GIVEN TASK
Lines containing the word "tracker" are to be counted; state their number and nothing further.

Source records

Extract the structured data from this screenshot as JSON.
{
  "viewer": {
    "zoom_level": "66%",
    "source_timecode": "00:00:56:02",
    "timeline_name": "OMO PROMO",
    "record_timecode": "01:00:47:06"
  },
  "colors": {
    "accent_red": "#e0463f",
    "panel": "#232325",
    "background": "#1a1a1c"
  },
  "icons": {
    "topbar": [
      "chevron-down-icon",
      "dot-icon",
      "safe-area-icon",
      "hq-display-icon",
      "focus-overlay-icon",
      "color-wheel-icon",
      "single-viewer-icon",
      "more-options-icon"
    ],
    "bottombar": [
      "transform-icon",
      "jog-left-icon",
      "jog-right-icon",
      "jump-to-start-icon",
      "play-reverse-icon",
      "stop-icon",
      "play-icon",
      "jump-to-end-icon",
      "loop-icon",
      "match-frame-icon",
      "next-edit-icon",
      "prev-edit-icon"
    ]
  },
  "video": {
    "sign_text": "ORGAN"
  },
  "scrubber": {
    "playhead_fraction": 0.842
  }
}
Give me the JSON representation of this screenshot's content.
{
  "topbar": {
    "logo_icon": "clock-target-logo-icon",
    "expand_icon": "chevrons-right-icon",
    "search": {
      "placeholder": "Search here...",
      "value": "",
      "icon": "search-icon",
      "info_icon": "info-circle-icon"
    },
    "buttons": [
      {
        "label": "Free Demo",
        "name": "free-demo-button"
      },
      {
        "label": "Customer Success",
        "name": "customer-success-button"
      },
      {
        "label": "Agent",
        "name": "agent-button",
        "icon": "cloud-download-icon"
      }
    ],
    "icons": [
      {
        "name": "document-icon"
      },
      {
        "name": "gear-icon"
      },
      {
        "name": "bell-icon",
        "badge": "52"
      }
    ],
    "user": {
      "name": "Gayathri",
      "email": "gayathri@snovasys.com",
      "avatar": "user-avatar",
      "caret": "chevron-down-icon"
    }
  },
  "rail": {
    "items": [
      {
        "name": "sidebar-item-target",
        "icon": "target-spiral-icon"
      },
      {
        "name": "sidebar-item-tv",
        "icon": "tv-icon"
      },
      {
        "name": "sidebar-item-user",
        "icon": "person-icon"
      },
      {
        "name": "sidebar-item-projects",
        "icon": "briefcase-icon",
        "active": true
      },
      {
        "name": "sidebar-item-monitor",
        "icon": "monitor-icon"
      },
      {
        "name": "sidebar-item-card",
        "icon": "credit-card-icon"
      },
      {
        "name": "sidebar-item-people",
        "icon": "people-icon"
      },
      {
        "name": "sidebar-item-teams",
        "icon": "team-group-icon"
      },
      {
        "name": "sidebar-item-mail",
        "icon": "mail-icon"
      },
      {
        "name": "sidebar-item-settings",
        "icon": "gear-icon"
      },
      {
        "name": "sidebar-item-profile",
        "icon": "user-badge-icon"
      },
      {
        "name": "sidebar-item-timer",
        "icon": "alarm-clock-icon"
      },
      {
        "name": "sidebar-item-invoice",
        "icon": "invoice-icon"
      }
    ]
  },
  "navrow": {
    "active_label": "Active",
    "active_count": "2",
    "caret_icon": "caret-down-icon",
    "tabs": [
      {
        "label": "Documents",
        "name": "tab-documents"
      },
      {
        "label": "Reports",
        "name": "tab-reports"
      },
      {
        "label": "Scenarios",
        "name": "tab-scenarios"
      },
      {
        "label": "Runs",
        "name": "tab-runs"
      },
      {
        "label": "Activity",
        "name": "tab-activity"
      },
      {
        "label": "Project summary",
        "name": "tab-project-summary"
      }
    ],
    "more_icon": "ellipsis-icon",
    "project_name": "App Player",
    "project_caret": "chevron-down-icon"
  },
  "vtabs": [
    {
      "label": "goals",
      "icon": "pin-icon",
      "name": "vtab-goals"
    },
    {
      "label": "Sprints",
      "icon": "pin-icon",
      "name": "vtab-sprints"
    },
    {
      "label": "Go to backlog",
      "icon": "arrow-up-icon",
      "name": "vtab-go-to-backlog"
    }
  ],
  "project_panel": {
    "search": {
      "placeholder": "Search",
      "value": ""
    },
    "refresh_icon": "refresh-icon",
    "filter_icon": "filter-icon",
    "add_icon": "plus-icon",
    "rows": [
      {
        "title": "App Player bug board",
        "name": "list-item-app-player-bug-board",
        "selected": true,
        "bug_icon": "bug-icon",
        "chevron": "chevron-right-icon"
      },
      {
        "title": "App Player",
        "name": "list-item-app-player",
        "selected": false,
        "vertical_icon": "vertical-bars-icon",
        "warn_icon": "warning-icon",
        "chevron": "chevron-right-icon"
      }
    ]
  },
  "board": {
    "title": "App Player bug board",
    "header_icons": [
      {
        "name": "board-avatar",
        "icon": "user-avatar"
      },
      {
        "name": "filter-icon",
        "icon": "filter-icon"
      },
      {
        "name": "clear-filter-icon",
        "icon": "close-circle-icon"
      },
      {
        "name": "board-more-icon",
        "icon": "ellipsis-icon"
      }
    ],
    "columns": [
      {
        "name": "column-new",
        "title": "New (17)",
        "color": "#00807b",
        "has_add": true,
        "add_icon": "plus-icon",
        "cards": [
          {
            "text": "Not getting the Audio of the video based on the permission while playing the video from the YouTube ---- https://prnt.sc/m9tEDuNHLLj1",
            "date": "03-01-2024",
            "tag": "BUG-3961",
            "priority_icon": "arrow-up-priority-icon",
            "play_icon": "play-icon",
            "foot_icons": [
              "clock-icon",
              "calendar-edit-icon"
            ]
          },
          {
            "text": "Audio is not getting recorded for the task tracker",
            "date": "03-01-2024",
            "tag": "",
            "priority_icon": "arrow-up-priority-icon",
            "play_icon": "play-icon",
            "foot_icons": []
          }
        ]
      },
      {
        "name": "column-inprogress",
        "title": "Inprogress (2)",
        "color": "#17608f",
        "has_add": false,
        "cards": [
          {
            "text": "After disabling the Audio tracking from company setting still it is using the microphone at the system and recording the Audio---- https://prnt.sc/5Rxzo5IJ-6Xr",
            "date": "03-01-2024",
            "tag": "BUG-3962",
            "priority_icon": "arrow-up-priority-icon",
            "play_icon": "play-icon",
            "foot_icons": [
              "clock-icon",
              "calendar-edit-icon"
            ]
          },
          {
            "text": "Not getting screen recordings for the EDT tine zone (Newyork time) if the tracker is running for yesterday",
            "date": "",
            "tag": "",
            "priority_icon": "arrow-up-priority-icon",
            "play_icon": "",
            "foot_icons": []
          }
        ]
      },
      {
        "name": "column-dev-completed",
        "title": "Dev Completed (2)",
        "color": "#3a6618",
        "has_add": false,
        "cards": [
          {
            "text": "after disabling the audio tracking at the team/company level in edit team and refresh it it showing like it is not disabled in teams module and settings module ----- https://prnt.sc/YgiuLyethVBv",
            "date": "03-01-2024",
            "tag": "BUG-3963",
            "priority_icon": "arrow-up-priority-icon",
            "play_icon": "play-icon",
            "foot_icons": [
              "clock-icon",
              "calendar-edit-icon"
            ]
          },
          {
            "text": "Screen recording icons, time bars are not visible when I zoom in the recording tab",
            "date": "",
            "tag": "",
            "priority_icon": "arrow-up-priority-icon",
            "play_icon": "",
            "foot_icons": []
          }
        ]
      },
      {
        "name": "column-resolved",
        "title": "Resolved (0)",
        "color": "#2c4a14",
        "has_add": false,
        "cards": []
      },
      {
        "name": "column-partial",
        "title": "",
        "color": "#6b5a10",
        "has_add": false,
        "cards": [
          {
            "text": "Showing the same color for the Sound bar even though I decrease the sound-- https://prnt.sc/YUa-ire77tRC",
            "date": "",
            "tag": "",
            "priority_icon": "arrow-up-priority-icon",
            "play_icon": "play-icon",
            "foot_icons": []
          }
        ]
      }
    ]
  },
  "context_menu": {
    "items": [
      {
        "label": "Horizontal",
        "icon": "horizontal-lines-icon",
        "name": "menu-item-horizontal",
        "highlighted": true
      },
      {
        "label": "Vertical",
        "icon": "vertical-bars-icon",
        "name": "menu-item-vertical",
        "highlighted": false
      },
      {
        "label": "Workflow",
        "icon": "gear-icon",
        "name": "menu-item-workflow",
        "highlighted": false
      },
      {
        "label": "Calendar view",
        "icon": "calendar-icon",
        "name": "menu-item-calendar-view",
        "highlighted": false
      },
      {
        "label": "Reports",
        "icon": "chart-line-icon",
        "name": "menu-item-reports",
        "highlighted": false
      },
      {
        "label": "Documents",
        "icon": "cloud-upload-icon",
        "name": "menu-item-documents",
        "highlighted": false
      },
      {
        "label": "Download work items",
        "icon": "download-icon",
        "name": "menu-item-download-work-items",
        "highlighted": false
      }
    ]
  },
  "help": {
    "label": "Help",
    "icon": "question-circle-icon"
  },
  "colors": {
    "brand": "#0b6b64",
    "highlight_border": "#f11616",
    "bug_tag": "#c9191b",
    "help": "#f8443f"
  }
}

SOLVED EXERCISE
2